§ **Objective**:
Your task is to output the listing word for word, with pictures excluded.

§ **Stored data**:
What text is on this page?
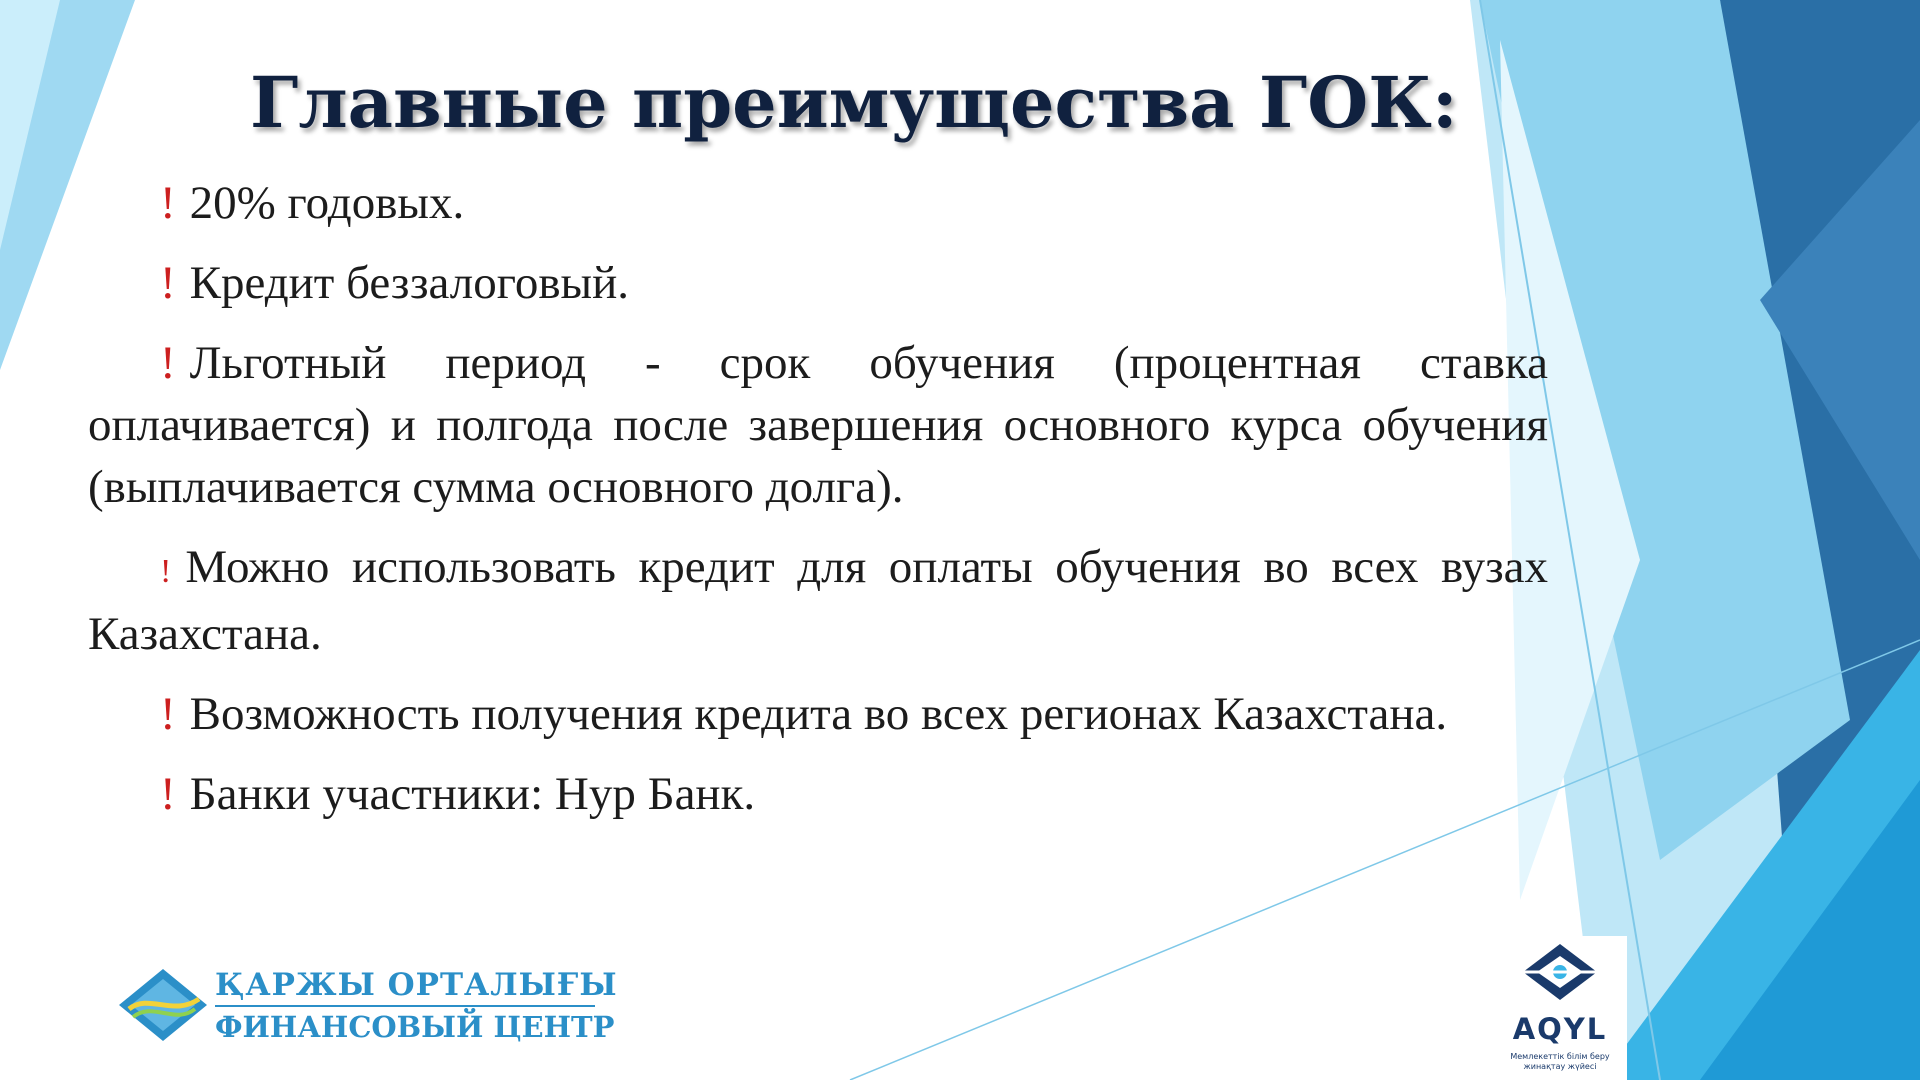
Главные преимущества ГОК:

! 20% годовых.

! Кредит беззалоговый.

! Льготный период - срок обучения (процентная ставка оплачивается) и полгода после завершения основного курса обучения (выплачивается сумма основного долга).

! Можно использовать кредит для оплаты обучения во всех вузах Казахстана.

! Возможность получения кредита во всех регионах Казахстана.

! Банки участники: Нур Банк.

ҚАРЖЫ ОРТАЛЫҒЫ
ФИНАНСОВЫЙ ЦЕНТР	AQYL
Мемлекеттік білім беру жинақтау жүйесі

§ **Response**:
What text is on this page?
Главные преимущества ГОК:

! 20% годовых.

! Кредит беззалоговый.

! Льготный период - срок обучения (процентная ставка оплачивается) и полгода после завершения основного курса обучения (выплачивается сумма основного долга).

! Можно использовать кредит для оплаты обучения во всех вузах Казахстана.

! Возможность получения кредита во всех регионах Казахстана.

! Банки участники: Нур Банк.

ҚАРЖЫ ОРТАЛЫҒЫ
ФИНАНСОВЫЙ ЦЕНТР	AQYL
Мемлекеттік білім беру жинақтау жүйесі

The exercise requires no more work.